→ **EXERCISE TASK**: Find the lines that contain the word "Fourier" and copy each one.

→ **DATASET ENTRIES**:
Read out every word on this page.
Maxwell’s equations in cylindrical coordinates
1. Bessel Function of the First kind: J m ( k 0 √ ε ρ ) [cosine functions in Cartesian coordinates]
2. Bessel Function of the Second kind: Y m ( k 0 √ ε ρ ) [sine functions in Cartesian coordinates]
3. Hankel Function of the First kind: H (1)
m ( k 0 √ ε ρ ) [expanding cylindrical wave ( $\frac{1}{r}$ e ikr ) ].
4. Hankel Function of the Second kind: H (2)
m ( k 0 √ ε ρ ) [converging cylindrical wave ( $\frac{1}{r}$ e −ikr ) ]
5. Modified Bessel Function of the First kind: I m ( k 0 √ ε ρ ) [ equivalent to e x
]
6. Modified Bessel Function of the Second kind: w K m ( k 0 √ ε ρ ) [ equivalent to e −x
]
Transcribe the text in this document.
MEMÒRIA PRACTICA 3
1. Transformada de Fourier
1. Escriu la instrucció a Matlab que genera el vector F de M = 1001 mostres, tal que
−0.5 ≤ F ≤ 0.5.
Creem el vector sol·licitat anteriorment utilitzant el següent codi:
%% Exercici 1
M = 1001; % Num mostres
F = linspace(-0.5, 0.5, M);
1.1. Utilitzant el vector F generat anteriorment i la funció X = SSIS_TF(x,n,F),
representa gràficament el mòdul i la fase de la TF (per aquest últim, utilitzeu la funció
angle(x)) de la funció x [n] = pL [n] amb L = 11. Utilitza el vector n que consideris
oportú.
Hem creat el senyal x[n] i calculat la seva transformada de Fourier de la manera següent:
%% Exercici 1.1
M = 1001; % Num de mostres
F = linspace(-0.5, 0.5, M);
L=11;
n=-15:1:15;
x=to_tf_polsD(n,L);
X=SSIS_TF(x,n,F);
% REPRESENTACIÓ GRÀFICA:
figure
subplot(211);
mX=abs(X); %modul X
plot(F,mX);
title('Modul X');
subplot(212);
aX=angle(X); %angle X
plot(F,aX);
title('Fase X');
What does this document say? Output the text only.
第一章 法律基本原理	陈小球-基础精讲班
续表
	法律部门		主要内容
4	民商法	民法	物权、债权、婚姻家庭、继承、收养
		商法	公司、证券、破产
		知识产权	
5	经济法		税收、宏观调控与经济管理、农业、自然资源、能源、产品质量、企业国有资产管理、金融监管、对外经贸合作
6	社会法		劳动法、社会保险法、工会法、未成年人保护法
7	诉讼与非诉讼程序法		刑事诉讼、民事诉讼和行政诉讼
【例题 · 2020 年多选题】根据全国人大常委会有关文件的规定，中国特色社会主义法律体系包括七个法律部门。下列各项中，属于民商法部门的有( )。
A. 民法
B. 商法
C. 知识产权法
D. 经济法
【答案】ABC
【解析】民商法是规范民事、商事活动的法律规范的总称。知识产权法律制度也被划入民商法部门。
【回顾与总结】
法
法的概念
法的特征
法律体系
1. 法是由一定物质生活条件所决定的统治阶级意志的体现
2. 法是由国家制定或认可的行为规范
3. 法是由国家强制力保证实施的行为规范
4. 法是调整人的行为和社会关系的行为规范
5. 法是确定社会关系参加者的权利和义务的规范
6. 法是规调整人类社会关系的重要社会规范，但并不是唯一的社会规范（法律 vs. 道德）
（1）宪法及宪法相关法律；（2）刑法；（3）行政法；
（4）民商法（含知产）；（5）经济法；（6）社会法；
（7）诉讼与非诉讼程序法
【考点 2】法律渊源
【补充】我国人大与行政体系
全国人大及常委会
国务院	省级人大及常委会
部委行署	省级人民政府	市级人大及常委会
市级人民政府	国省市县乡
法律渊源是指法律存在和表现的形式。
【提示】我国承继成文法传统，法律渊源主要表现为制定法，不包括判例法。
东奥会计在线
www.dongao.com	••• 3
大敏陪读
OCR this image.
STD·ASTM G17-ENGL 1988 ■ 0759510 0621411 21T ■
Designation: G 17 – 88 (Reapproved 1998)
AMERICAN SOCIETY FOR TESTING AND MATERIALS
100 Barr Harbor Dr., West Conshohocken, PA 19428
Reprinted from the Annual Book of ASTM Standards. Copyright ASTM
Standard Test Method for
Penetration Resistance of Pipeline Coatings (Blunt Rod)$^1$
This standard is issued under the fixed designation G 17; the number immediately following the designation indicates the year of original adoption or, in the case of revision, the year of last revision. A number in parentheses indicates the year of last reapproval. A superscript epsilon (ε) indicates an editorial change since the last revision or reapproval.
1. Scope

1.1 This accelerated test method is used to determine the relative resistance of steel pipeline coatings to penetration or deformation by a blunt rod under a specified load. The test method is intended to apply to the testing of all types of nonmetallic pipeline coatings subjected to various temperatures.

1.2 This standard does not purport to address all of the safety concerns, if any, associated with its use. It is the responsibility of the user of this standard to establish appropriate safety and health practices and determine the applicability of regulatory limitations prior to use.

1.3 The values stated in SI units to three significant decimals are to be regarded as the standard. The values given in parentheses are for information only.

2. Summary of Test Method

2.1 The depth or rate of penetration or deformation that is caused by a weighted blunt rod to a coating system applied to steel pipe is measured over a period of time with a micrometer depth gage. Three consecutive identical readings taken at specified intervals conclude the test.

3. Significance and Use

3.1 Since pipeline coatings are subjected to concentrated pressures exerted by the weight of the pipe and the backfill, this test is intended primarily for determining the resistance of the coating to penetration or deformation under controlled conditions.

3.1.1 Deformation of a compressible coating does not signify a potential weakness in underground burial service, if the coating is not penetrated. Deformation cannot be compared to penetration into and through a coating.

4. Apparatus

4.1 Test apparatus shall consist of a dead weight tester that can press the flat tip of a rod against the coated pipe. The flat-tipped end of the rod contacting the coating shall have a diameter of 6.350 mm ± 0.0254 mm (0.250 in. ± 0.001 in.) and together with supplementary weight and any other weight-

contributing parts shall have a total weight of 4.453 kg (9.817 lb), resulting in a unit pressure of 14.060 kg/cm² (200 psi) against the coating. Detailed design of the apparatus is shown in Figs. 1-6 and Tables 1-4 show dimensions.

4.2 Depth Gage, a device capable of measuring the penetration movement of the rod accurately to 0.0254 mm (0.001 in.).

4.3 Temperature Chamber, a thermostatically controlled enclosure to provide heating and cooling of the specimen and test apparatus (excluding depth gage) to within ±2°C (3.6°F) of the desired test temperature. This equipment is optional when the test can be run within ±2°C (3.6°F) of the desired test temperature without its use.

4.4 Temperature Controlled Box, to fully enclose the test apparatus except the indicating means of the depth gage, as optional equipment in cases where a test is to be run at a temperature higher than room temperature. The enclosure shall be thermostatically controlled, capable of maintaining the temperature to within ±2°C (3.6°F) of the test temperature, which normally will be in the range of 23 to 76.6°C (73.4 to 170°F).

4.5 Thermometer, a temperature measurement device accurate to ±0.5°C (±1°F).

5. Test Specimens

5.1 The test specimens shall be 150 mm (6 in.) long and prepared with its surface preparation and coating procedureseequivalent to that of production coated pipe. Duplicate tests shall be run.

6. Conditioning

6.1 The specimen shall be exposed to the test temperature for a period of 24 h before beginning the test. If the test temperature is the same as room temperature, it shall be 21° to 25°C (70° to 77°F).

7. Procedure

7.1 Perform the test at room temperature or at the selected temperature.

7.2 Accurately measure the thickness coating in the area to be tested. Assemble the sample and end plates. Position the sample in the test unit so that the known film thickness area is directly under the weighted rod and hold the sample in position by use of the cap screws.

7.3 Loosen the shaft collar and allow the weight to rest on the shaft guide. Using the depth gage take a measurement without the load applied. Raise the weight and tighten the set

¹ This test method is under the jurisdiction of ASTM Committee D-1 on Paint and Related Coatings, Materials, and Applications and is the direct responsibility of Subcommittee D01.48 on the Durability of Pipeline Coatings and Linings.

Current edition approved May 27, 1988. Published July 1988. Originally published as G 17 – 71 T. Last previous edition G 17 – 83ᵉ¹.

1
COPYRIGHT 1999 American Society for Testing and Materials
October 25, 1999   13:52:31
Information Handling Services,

→ **SOLVED EXERCISE**:
1. Transformada de Fourier
Hem creat el senyal x[n] i calculat la seva transformada de Fourier de la manera següent:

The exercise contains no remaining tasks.